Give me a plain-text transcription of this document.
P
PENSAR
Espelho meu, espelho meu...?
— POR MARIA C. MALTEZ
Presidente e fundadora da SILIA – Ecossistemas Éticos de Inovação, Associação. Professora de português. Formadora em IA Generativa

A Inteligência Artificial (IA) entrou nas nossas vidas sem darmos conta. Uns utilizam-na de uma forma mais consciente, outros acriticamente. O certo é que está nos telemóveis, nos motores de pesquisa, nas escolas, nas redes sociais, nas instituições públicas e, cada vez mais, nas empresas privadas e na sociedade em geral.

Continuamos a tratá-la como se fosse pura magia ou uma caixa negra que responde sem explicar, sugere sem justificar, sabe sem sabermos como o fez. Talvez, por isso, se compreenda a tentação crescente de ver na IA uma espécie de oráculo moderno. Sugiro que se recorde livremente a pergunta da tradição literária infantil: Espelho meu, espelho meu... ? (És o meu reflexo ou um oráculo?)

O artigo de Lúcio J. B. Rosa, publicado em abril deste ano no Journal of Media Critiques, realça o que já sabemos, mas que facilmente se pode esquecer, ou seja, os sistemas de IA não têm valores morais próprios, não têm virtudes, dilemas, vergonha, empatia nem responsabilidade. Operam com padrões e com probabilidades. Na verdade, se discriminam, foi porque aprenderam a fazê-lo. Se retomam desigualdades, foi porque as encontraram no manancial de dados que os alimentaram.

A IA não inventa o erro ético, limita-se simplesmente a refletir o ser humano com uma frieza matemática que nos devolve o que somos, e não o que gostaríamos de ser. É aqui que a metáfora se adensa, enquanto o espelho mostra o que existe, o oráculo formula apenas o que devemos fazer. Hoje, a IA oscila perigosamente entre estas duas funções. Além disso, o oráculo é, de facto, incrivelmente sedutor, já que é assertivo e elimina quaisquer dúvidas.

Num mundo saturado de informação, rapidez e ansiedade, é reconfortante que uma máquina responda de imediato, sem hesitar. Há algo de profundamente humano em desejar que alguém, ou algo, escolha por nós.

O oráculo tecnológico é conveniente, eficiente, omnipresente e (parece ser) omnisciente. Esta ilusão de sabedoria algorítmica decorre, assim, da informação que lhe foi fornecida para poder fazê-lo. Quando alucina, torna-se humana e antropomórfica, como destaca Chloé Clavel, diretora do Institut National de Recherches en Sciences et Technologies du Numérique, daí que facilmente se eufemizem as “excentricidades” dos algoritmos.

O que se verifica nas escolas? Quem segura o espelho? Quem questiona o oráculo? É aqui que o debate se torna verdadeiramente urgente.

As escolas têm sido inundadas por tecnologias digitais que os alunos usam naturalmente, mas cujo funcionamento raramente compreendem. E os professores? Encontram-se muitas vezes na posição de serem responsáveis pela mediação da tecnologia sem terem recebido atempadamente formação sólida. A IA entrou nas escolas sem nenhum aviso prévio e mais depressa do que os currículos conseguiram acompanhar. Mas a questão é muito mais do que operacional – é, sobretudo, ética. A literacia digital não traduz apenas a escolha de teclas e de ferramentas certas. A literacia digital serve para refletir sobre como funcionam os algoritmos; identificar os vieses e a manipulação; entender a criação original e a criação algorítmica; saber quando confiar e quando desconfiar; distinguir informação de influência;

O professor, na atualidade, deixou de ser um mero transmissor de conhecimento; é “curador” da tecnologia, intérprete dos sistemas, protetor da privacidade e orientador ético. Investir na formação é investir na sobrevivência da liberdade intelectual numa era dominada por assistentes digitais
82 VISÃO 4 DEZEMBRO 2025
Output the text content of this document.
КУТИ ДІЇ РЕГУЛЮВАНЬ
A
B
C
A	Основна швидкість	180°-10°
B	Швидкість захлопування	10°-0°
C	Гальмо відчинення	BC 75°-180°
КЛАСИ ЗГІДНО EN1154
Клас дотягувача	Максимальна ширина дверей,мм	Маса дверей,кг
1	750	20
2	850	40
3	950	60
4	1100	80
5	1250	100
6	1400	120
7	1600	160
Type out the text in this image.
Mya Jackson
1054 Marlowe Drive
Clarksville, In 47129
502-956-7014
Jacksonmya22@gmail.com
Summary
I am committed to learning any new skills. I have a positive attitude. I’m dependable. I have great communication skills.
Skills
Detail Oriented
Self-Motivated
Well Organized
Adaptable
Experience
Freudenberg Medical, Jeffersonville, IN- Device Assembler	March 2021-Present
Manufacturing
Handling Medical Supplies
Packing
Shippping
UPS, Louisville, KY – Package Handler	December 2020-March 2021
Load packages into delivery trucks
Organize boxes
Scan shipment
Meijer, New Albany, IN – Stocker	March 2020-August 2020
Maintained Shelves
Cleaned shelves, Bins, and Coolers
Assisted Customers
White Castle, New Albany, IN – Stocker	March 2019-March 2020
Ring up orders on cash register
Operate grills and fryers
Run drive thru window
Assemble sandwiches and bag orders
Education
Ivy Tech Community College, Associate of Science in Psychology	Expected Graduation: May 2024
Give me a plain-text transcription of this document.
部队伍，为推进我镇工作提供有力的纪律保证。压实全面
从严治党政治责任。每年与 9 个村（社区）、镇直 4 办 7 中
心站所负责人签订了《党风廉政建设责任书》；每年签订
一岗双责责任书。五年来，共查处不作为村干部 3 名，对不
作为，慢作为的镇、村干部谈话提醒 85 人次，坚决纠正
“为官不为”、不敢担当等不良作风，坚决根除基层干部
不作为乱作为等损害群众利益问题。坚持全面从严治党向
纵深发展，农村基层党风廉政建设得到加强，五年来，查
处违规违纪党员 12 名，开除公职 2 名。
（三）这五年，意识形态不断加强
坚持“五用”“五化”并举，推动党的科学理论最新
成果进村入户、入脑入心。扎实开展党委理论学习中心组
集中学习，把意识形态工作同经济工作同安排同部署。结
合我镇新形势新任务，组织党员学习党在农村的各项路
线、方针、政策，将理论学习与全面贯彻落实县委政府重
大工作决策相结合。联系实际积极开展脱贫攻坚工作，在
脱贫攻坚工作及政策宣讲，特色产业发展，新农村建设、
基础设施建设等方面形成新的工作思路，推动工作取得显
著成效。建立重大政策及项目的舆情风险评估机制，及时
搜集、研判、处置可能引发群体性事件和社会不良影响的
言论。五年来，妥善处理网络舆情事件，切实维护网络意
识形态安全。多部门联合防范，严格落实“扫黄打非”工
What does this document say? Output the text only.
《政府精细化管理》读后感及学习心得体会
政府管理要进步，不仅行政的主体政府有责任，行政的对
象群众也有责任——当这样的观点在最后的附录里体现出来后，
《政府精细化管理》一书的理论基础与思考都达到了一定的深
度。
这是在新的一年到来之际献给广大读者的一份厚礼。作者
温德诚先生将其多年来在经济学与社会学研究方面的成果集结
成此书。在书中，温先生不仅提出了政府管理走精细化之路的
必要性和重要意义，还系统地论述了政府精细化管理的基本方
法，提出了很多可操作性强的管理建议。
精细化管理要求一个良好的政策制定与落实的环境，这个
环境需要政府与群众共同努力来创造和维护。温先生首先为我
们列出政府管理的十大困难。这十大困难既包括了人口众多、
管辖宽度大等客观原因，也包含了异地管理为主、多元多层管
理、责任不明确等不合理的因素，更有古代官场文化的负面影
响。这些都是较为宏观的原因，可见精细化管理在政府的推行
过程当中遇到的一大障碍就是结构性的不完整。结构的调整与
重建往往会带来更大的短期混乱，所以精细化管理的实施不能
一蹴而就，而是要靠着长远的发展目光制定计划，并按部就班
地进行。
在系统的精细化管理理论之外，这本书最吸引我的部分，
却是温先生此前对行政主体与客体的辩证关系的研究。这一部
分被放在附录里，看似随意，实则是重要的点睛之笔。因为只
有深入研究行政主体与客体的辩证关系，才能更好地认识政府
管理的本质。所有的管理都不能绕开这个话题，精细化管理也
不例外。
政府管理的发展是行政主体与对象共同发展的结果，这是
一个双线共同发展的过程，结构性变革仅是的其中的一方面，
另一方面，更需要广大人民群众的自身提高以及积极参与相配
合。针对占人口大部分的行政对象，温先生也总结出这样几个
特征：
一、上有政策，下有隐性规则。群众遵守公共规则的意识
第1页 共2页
# # # # # # #
- [Goal] Check each line of the data above for the word "fazê", then state how many lines have it. Give the number alone.

- [Problem solution] 2